* [TASK GOAL]: Review the material and extract every line in which the word "ylabel" occurs.

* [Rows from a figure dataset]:
----------------------------------------
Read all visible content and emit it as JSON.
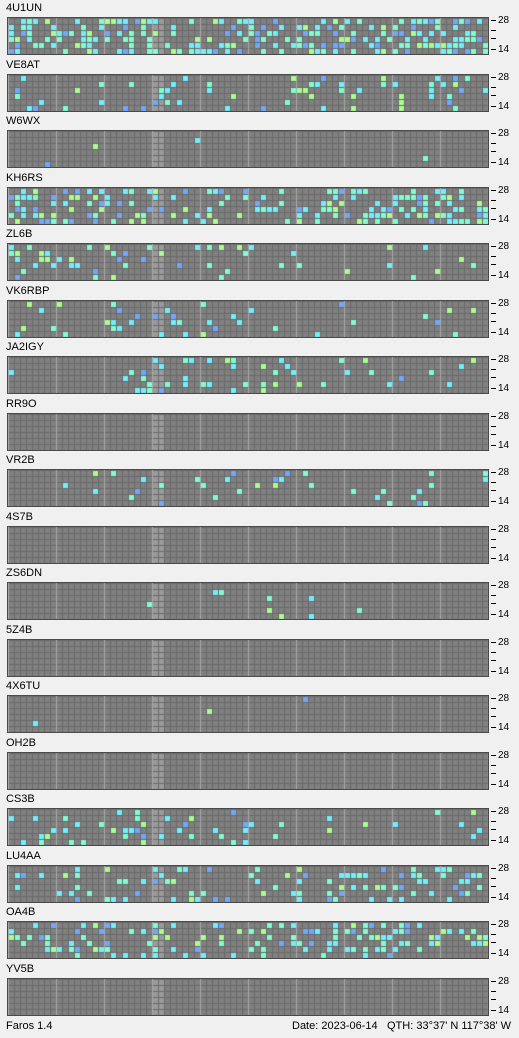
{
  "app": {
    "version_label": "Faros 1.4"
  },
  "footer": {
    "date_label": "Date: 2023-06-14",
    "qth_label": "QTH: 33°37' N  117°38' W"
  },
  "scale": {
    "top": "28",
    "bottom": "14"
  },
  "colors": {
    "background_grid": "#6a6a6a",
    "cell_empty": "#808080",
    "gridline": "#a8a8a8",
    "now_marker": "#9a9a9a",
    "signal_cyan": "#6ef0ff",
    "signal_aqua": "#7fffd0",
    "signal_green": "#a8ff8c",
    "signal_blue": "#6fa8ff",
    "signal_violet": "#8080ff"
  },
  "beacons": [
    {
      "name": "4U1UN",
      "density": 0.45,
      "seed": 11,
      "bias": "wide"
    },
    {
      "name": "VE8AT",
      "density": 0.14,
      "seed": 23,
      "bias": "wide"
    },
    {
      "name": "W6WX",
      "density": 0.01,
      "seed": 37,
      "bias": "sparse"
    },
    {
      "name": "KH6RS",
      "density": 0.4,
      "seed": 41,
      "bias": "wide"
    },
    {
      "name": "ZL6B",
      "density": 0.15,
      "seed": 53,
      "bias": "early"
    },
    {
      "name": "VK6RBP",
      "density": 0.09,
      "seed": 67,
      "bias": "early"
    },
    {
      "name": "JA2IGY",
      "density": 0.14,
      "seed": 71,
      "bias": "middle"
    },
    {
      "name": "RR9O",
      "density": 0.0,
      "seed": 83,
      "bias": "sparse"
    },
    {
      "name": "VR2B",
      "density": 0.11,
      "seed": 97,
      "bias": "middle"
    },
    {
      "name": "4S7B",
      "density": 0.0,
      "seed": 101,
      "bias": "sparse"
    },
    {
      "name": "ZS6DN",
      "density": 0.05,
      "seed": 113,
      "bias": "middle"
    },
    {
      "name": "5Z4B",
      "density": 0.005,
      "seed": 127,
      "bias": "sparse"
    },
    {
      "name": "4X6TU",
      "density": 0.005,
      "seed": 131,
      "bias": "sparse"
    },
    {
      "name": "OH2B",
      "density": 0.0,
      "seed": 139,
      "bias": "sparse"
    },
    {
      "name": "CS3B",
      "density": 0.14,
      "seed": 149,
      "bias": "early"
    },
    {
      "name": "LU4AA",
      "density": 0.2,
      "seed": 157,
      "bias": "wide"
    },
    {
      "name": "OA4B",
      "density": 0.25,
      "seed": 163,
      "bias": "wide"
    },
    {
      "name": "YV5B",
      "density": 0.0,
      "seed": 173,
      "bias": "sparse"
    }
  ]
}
----------------------------------------
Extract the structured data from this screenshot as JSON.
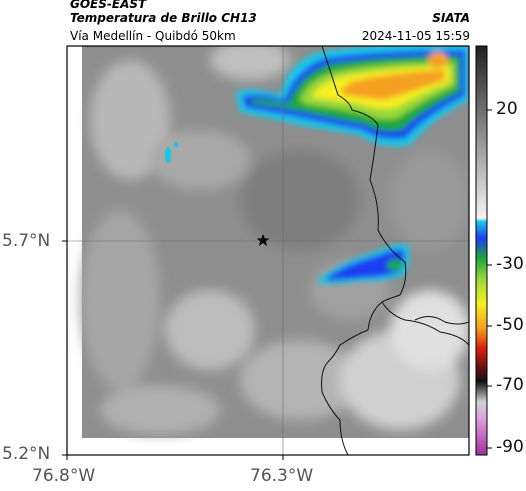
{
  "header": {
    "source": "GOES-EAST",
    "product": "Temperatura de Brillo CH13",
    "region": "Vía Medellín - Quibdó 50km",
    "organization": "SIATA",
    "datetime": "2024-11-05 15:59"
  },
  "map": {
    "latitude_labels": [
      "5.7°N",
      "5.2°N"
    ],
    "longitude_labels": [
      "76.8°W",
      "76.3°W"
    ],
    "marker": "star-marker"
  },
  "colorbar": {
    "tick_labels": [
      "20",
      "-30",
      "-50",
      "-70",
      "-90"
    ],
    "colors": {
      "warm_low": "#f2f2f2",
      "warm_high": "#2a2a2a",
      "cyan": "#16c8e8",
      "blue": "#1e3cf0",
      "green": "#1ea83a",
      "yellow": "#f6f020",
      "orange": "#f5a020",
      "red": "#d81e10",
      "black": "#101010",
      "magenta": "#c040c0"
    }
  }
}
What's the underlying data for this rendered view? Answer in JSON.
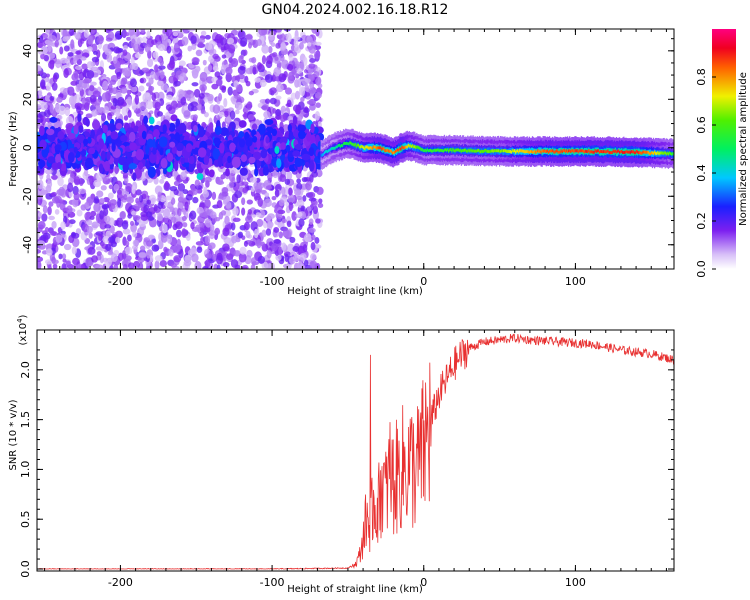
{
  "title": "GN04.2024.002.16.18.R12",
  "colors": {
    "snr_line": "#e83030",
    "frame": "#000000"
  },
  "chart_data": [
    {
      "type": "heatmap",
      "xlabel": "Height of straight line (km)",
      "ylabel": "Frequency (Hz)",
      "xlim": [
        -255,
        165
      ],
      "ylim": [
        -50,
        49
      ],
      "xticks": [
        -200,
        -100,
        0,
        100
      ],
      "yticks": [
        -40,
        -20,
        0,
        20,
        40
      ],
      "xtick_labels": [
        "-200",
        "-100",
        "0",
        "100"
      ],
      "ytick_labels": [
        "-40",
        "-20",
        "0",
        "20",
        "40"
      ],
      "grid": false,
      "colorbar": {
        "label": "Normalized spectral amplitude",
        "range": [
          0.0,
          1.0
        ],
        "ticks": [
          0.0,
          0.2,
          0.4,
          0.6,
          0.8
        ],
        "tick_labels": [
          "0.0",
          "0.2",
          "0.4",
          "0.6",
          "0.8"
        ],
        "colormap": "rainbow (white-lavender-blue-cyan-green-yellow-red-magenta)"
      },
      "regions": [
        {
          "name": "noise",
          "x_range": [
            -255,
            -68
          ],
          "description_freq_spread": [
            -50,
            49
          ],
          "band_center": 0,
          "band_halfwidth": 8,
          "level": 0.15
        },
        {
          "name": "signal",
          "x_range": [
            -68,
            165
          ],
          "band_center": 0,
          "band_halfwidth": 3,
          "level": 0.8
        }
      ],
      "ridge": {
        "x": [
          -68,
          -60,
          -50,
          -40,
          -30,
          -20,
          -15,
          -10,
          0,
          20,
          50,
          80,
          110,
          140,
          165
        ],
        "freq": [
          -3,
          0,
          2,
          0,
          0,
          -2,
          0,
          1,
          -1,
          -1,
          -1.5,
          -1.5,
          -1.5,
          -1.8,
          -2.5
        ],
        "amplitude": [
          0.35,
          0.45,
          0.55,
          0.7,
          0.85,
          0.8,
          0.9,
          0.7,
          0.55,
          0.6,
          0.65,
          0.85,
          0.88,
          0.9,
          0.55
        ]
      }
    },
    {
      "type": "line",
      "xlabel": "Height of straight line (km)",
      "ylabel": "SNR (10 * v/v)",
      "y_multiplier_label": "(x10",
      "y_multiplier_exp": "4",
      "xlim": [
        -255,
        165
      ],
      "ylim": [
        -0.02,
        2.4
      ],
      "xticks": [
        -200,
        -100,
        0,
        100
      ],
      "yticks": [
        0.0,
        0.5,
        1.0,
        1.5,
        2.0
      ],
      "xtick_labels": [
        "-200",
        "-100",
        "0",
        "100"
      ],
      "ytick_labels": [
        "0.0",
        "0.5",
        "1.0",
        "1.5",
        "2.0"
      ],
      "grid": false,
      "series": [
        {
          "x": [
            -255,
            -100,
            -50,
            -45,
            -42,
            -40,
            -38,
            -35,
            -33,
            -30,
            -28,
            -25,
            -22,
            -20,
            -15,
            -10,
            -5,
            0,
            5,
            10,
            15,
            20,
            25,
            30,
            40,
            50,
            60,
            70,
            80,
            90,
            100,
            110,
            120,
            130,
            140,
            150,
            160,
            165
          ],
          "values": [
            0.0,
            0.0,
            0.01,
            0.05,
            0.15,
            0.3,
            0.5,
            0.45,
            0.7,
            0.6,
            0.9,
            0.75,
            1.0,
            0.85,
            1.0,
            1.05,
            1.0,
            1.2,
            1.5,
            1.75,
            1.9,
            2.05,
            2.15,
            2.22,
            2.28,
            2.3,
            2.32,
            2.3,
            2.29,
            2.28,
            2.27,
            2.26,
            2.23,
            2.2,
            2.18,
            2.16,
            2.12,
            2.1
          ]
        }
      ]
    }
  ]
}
----------------------------------------
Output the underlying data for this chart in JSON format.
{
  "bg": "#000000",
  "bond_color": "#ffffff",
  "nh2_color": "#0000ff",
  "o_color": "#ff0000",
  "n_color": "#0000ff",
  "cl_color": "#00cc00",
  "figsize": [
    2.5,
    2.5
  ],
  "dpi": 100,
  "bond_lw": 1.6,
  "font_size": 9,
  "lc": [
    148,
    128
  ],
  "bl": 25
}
----------------------------------------
* [COMPLETE ANSWER]:
      "ylabel": "Frequency (Hz)",
      "ylabel": "SNR (10 * v/v)",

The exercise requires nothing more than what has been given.